--- BEGIN ---
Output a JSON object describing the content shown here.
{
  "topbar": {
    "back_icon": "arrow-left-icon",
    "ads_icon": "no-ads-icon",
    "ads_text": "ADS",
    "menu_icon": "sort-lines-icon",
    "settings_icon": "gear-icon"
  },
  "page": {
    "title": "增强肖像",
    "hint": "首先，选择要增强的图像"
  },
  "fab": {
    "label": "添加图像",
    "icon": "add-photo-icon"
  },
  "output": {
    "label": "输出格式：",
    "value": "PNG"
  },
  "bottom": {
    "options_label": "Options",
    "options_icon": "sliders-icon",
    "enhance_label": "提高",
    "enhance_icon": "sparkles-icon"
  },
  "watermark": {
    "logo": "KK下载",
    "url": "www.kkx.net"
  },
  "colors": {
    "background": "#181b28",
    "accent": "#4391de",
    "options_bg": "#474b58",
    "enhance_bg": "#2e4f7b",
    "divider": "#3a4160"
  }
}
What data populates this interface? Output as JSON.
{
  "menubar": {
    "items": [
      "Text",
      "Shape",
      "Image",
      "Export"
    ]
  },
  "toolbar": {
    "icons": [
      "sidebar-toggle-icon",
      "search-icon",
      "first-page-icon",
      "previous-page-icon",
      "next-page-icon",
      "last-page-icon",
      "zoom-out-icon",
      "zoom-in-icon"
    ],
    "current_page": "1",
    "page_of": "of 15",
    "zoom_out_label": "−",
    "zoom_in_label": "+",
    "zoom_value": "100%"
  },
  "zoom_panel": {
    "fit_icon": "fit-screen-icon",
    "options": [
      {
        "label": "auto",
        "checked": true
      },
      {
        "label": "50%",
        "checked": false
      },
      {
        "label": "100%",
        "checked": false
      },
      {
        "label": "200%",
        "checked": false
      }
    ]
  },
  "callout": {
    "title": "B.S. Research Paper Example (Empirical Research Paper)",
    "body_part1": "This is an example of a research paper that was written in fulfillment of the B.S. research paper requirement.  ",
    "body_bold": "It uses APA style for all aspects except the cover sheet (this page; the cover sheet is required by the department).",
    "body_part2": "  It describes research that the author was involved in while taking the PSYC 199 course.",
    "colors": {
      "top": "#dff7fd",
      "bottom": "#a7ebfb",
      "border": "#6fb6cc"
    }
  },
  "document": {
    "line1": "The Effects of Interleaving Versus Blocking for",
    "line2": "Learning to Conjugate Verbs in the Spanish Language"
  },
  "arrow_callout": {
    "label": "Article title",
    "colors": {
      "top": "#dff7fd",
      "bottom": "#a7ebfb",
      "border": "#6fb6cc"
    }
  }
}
--- END ---
Take the records above and return them exactly as written.

## Written answer
Output a JSON object describing the content shown here.
{
  "topbar": {
    "back_icon": "arrow-left-icon",
    "ads_icon": "no-ads-icon",
    "ads_text": "ADS",
    "menu_icon": "sort-lines-icon",
    "settings_icon": "gear-icon"
  },
  "page": {
    "title": "增强肖像",
    "hint": "首先，选择要增强的图像"
  },
  "fab": {
    "label": "添加图像",
    "icon": "add-photo-icon"
  },
  "output": {
    "label": "输出格式：",
    "value": "PNG"
  },
  "bottom": {
    "options_label": "Options",
    "options_icon": "sliders-icon",
    "enhance_label": "提高",
    "enhance_icon": "sparkles-icon"
  },
  "watermark": {
    "logo": "KK下载",
    "url": "www.kkx.net"
  },
  "colors": {
    "background": "#181b28",
    "accent": "#4391de",
    "options_bg": "#474b58",
    "enhance_bg": "#2e4f7b",
    "divider": "#3a4160"
  }
}
What data populates this interface? Output as JSON.
{
  "menubar": {
    "items": [
      "Text",
      "Shape",
      "Image",
      "Export"
    ]
  },
  "toolbar": {
    "icons": [
      "sidebar-toggle-icon",
      "search-icon",
      "first-page-icon",
      "previous-page-icon",
      "next-page-icon",
      "last-page-icon",
      "zoom-out-icon",
      "zoom-in-icon"
    ],
    "current_page": "1",
    "page_of": "of 15",
    "zoom_out_label": "−",
    "zoom_in_label": "+",
    "zoom_value": "100%"
  },
  "zoom_panel": {
    "fit_icon": "fit-screen-icon",
    "options": [
      {
        "label": "auto",
        "checked": true
      },
      {
        "label": "50%",
        "checked": false
      },
      {
        "label": "100%",
        "checked": false
      },
      {
        "label": "200%",
        "checked": false
      }
    ]
  },
  "callout": {
    "title": "B.S. Research Paper Example (Empirical Research Paper)",
    "body_part1": "This is an example of a research paper that was written in fulfillment of the B.S. research paper requirement.  ",
    "body_bold": "It uses APA style for all aspects except the cover sheet (this page; the cover sheet is required by the department).",
    "body_part2": "  It describes research that the author was involved in while taking the PSYC 199 course.",
    "colors": {
      "top": "#dff7fd",
      "bottom": "#a7ebfb",
      "border": "#6fb6cc"
    }
  },
  "document": {
    "line1": "The Effects of Interleaving Versus Blocking for",
    "line2": "Learning to Conjugate Verbs in the Spanish Language"
  },
  "arrow_callout": {
    "label": "Article title",
    "colors": {
      "top": "#dff7fd",
      "bottom": "#a7ebfb",
      "border": "#6fb6cc"
    }
  }
}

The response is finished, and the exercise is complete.